** begin Data to use **

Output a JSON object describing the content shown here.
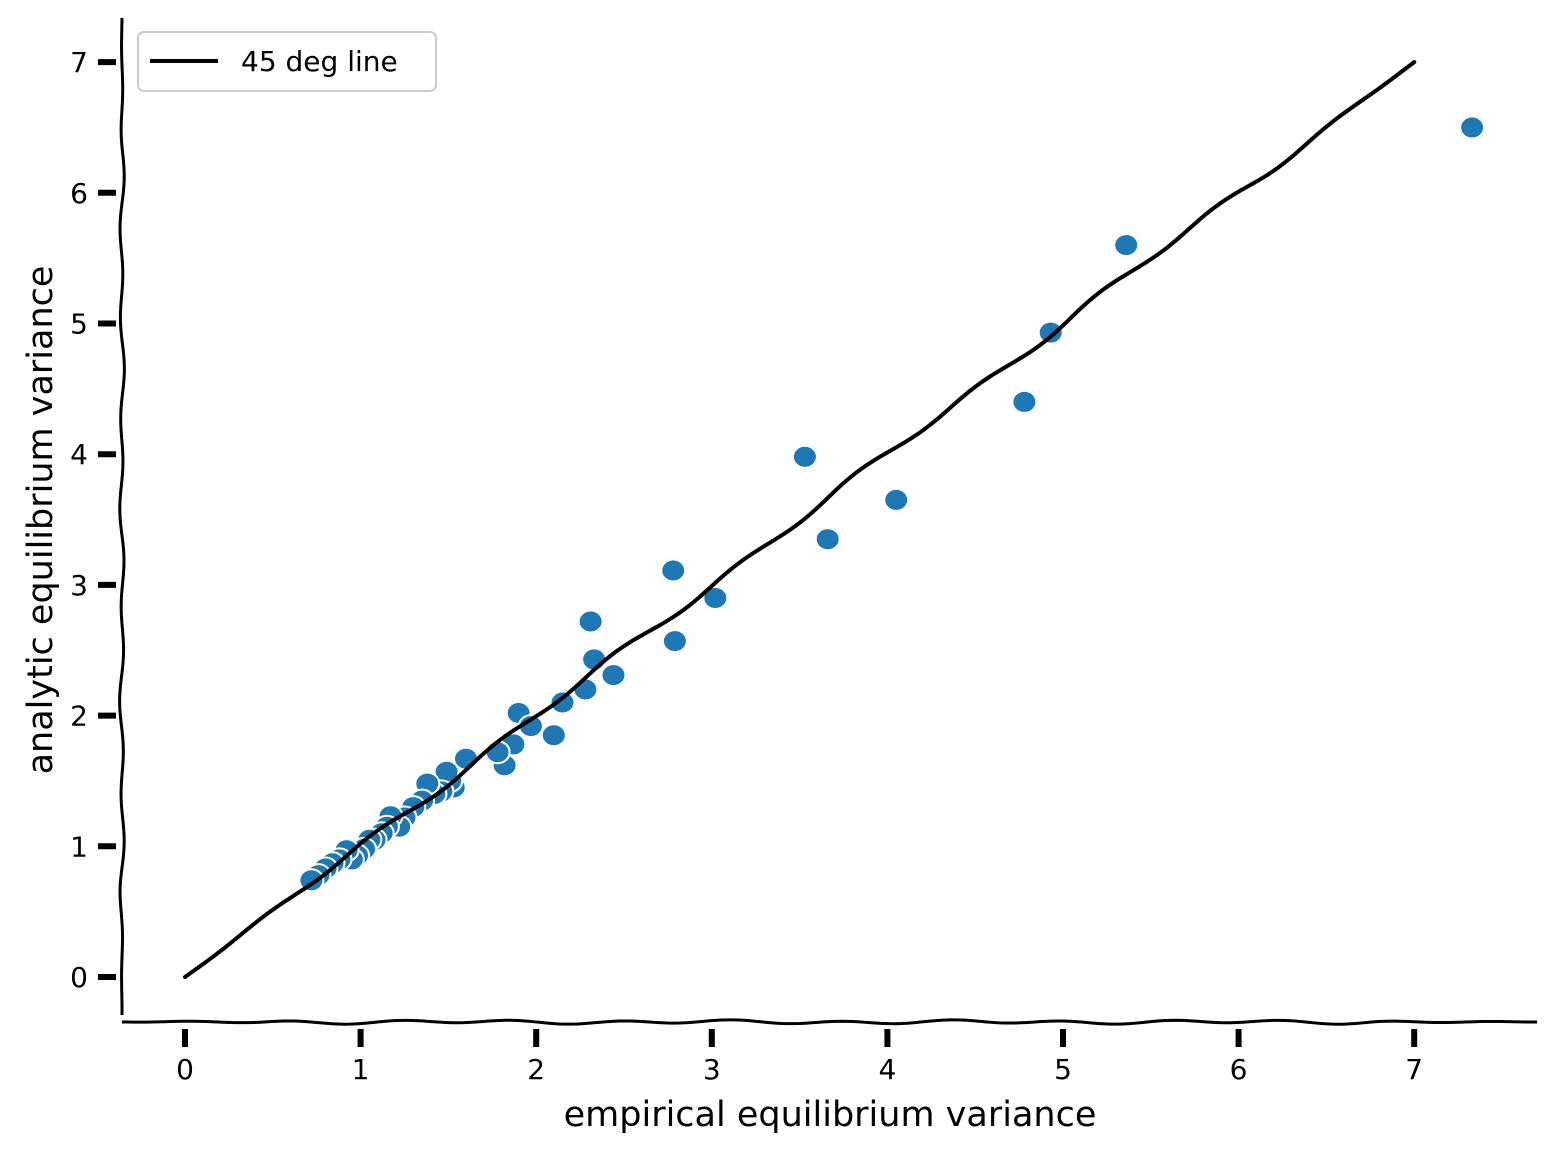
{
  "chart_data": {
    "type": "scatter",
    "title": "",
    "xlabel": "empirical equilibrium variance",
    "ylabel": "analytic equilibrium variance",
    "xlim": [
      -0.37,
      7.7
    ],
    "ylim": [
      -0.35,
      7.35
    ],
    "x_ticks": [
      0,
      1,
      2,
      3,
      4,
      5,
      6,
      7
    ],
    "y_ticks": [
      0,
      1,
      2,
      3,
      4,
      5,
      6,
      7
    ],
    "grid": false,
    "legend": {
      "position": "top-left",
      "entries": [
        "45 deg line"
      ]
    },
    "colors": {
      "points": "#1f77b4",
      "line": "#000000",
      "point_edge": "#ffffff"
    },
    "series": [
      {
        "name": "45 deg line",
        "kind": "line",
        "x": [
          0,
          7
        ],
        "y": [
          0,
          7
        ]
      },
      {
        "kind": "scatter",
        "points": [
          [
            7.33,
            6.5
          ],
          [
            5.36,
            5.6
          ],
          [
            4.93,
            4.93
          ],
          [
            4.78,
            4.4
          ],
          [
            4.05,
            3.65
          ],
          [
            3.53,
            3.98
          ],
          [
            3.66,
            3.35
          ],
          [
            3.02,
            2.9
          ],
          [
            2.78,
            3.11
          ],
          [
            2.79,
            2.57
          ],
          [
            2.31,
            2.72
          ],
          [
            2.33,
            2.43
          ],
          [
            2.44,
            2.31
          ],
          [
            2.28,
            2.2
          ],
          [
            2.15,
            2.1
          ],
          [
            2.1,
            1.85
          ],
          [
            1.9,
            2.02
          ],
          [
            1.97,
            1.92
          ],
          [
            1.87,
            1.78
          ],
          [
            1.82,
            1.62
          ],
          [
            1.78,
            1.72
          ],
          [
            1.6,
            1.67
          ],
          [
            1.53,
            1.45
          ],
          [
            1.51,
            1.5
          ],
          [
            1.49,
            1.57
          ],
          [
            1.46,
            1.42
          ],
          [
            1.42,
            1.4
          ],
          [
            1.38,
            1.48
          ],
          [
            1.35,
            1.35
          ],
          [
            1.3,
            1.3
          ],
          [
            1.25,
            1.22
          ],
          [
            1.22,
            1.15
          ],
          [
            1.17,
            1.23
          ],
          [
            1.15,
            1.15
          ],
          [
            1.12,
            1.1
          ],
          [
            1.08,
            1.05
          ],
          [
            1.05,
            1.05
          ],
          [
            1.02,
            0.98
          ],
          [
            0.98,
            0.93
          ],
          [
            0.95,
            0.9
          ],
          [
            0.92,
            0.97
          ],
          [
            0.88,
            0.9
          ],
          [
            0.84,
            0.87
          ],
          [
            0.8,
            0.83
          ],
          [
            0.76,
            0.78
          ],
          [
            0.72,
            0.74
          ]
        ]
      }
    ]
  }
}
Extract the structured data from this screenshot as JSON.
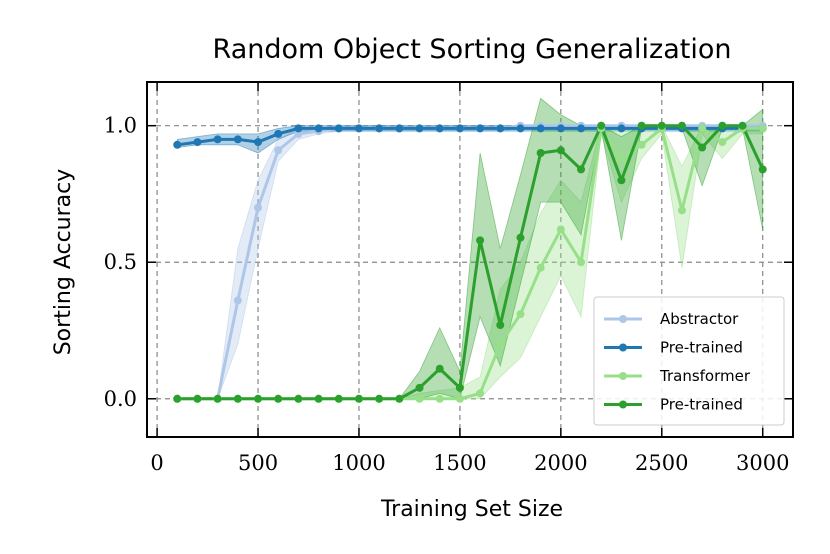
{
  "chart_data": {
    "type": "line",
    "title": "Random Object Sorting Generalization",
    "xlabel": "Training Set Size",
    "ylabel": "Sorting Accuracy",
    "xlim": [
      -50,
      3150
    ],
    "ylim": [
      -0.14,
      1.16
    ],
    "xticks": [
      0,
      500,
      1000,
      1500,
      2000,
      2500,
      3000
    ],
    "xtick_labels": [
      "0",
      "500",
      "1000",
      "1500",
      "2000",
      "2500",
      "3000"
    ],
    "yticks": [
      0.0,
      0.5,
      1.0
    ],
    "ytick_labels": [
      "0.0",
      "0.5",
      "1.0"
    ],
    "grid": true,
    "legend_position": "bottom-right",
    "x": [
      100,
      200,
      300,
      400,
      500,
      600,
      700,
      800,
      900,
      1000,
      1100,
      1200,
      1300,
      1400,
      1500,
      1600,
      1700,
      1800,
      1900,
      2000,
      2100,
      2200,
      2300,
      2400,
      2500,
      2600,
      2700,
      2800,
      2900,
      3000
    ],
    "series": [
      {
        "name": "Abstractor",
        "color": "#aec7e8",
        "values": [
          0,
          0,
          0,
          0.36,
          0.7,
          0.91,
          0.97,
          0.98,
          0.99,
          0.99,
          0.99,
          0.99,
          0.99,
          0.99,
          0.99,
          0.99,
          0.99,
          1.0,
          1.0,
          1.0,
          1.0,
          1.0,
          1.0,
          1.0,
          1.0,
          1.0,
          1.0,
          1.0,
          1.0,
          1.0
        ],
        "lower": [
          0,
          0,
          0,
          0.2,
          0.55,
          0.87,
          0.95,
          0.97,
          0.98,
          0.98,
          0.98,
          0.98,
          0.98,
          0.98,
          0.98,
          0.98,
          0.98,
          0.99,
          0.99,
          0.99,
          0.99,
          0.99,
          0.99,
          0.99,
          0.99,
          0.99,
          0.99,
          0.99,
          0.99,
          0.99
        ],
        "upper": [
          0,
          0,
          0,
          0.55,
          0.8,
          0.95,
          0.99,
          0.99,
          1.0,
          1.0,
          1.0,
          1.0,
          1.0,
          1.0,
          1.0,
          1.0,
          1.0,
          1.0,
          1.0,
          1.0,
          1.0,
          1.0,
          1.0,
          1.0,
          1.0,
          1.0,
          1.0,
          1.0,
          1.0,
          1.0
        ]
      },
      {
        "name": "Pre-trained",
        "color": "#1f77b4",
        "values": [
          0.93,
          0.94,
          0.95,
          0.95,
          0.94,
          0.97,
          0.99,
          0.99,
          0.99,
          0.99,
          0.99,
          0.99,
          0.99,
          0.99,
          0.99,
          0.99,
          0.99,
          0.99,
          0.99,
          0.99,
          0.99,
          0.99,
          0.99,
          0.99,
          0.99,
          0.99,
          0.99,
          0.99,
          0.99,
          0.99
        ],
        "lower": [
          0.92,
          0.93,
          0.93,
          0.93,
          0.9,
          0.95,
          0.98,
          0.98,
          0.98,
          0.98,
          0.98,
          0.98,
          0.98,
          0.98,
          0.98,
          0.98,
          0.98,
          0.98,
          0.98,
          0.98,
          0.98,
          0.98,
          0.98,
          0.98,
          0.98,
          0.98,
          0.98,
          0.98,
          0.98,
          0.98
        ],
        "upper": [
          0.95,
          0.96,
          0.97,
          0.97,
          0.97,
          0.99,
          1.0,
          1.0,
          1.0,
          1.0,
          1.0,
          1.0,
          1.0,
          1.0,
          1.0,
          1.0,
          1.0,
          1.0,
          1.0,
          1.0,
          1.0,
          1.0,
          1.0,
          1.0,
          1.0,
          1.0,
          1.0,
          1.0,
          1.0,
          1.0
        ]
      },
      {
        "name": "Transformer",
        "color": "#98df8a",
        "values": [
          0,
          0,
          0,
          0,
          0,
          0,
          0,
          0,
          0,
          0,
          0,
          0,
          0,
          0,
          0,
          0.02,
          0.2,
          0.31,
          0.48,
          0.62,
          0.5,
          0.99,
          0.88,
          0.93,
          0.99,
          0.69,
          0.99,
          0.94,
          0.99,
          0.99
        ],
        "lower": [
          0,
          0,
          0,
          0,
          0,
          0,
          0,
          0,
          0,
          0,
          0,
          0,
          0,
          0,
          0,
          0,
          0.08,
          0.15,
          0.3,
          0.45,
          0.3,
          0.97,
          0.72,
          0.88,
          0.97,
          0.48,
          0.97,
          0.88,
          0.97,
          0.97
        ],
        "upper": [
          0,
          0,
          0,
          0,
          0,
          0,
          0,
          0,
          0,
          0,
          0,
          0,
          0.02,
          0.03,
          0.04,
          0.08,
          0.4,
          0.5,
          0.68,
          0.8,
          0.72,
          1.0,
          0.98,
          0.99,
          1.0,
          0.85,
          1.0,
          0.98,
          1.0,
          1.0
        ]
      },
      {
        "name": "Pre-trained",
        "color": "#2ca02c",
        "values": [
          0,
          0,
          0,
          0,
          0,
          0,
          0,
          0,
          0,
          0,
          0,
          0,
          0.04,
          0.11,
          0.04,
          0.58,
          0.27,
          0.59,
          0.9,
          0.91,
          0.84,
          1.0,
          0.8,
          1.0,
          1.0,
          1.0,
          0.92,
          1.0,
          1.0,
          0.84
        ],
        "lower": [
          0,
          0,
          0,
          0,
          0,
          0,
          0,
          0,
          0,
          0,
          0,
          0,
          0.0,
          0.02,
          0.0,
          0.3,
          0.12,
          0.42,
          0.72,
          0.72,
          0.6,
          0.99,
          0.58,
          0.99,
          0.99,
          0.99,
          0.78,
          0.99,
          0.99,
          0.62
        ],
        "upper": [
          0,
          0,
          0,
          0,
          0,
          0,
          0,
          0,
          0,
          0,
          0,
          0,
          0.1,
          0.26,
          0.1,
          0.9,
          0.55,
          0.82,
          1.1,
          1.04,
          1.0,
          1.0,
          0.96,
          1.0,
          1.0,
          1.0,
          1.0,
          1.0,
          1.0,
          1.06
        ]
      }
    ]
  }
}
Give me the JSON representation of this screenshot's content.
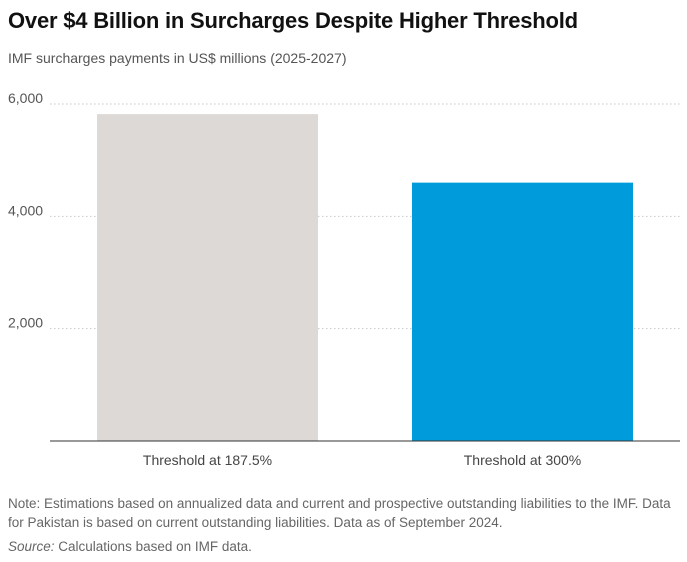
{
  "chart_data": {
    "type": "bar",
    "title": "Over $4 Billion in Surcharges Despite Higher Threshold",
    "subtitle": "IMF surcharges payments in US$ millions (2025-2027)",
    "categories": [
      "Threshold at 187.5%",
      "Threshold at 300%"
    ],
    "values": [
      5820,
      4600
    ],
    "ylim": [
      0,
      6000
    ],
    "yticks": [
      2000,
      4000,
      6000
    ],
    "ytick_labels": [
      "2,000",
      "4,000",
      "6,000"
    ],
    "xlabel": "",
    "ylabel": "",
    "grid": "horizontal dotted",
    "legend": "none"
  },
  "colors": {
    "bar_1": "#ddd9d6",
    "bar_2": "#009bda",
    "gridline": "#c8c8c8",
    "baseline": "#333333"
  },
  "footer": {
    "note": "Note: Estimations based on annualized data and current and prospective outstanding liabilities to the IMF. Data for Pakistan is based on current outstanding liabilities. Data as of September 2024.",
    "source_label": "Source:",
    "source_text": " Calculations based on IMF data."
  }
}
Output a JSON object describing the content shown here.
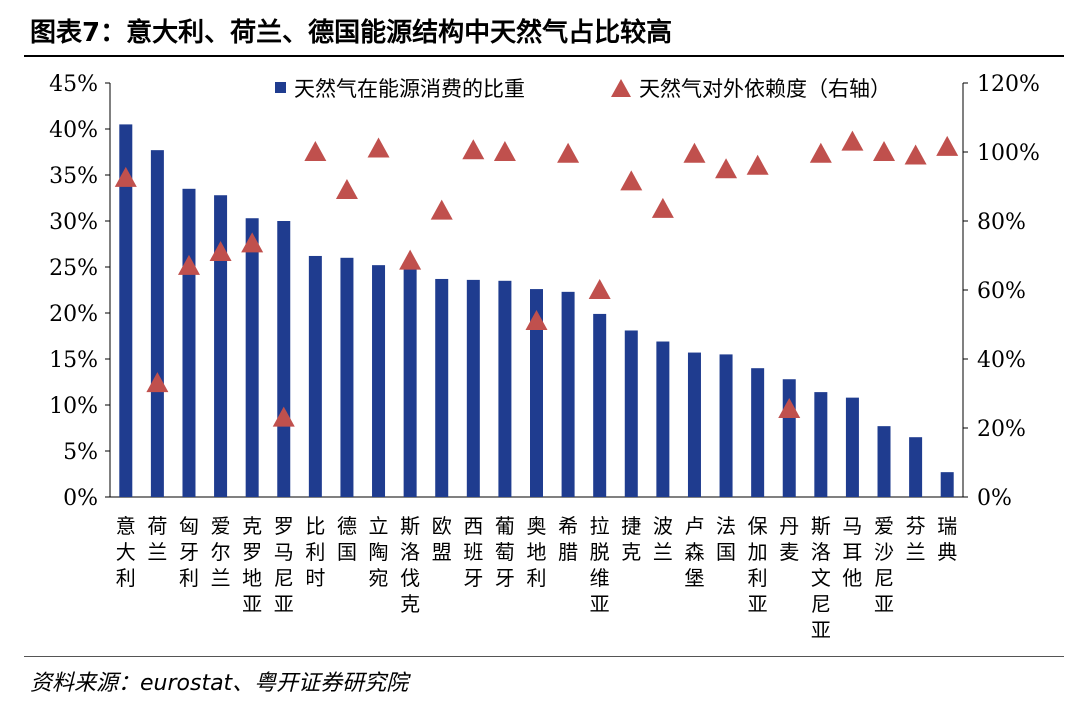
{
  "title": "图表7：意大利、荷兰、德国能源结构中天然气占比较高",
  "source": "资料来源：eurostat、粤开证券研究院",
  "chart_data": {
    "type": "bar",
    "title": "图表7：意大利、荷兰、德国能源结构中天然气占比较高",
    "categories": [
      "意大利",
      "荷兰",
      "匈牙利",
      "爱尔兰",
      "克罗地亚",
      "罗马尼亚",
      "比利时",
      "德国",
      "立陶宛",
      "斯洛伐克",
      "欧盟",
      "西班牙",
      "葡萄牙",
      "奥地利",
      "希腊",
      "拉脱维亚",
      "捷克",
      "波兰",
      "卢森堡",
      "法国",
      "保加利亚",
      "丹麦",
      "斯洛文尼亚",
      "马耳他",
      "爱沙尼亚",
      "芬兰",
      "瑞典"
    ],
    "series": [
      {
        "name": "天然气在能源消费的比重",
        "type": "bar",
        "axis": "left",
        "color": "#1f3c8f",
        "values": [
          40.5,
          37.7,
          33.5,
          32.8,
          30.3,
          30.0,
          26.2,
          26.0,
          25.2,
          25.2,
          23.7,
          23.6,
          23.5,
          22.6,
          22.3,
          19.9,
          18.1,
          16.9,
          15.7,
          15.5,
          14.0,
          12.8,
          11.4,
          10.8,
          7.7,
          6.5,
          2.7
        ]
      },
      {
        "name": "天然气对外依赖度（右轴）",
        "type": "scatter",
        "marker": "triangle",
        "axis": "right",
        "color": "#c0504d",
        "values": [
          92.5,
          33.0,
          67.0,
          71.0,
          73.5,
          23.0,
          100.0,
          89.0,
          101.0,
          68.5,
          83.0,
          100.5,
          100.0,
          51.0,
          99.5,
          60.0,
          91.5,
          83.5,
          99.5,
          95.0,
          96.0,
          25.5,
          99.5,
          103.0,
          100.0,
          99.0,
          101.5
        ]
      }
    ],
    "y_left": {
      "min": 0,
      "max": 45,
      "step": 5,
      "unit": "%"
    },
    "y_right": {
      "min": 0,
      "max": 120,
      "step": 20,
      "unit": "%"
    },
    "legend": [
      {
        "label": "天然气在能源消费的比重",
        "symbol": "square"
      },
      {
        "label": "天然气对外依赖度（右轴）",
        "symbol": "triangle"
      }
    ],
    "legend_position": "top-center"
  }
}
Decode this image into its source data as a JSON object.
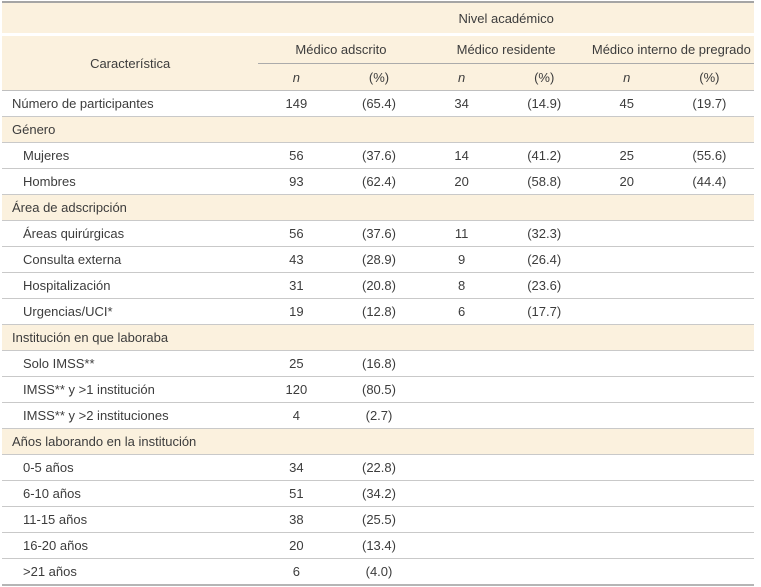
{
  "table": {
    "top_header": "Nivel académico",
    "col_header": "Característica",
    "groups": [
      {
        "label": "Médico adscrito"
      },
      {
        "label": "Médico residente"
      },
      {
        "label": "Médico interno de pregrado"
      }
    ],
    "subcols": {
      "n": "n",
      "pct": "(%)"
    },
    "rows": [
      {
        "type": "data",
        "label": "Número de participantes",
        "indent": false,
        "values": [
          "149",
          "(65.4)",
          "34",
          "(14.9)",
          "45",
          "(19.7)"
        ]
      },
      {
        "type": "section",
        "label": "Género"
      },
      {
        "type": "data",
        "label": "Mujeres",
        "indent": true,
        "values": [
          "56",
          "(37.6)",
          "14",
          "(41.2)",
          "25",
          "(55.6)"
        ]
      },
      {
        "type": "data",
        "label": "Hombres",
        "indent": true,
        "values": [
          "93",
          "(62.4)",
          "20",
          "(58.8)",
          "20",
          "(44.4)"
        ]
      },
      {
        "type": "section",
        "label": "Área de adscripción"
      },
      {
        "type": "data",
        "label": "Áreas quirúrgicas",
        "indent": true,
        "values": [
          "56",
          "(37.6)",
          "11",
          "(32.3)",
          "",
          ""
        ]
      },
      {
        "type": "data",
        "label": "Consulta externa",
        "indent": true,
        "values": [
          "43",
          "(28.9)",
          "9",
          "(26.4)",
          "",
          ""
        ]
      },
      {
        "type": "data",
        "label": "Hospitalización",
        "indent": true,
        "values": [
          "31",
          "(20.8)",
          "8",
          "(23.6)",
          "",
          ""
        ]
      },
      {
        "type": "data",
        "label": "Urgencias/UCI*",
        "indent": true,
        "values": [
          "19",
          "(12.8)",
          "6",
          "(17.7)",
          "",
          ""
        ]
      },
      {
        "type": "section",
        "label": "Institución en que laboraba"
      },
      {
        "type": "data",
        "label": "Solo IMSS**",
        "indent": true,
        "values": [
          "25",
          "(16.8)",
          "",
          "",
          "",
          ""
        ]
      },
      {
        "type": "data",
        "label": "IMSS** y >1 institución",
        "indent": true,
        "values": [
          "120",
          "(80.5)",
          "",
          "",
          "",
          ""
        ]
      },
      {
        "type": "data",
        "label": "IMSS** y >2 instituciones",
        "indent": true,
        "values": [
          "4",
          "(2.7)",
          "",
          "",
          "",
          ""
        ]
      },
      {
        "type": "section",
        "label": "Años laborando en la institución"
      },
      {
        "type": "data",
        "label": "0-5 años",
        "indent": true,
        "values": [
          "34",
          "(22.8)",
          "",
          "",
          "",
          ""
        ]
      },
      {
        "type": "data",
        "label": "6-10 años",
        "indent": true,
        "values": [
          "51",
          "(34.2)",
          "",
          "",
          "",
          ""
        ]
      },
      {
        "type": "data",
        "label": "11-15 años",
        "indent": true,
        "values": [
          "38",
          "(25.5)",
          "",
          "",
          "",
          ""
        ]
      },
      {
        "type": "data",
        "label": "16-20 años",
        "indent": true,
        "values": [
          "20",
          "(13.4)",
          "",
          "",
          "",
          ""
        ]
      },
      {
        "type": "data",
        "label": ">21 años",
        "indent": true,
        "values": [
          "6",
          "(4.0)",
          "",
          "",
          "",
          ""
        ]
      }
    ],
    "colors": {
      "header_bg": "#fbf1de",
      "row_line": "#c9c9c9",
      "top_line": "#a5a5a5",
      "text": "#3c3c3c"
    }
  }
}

** end Data to use **

Objective
Pull out all lines from the entries above that include the word "based".

Problem solution
    "note": "Note: Estimations based on annualized data and current and prospective outstanding liabilities to the IMF. Data for Pakistan is based on current outstanding liabilities. Data as of September 2024.",
    "source_text": " Calculations based on IMF data."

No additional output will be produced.